Task to complete
Look through the data below. Collect every line where the word "Solar" occurs.

Dataset entries on figures
========================
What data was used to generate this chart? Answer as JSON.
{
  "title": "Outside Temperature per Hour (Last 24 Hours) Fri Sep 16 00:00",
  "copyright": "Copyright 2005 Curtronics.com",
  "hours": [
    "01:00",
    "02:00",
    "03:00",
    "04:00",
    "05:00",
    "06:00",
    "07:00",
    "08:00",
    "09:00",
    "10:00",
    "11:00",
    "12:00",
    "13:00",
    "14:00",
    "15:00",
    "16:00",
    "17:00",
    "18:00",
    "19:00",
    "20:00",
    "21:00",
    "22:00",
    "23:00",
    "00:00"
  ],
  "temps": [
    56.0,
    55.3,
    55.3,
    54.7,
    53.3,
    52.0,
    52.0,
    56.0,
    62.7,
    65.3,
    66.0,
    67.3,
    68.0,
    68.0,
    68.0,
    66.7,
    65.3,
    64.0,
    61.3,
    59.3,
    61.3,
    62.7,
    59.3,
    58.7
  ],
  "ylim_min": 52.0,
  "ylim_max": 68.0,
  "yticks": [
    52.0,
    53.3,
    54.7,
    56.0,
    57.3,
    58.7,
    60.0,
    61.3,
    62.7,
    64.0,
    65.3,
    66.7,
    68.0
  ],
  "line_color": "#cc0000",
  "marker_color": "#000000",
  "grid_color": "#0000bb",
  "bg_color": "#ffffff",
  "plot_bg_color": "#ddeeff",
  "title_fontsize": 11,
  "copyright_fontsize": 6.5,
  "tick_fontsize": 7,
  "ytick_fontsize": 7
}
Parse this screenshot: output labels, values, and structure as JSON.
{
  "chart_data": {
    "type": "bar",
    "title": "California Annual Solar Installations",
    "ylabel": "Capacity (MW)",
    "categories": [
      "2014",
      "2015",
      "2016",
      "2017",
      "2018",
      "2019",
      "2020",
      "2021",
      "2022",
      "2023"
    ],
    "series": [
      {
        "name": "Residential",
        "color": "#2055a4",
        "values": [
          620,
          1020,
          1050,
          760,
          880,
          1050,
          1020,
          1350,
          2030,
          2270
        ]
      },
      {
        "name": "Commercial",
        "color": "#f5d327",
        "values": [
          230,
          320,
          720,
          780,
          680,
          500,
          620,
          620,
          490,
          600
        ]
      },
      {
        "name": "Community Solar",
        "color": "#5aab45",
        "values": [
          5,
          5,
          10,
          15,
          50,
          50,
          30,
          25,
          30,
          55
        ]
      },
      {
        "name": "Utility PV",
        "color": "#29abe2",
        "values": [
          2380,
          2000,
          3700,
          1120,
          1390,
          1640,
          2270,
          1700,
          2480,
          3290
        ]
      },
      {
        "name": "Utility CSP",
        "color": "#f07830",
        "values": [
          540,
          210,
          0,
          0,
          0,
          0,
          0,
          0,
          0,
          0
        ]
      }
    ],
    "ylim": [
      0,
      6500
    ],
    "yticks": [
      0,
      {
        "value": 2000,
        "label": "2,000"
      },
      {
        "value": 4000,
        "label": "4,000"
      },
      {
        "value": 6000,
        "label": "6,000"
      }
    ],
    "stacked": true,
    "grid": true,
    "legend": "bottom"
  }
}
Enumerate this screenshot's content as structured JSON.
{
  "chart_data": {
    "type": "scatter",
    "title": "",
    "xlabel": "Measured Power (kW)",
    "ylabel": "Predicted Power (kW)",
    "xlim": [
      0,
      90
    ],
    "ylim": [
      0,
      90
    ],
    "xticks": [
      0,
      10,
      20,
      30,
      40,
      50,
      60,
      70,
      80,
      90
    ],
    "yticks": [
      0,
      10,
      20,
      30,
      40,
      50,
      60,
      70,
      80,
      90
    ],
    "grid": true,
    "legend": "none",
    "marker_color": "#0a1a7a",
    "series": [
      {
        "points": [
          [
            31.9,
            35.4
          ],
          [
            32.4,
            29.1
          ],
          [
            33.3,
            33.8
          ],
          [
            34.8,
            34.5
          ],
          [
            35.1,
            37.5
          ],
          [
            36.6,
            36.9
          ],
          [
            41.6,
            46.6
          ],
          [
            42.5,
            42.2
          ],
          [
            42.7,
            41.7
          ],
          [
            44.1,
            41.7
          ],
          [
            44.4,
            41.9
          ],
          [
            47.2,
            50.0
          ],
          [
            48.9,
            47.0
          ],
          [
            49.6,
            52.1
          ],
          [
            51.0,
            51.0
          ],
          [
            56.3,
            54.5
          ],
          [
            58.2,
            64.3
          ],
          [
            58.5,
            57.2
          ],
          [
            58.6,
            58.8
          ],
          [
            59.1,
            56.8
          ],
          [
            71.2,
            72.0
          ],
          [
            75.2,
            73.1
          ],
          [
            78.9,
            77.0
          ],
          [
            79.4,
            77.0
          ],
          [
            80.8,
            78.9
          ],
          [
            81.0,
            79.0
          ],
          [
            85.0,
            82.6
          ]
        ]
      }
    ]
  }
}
========================
Task solution
    "title": "California Annual Solar Installations",
        "name": "Community Solar",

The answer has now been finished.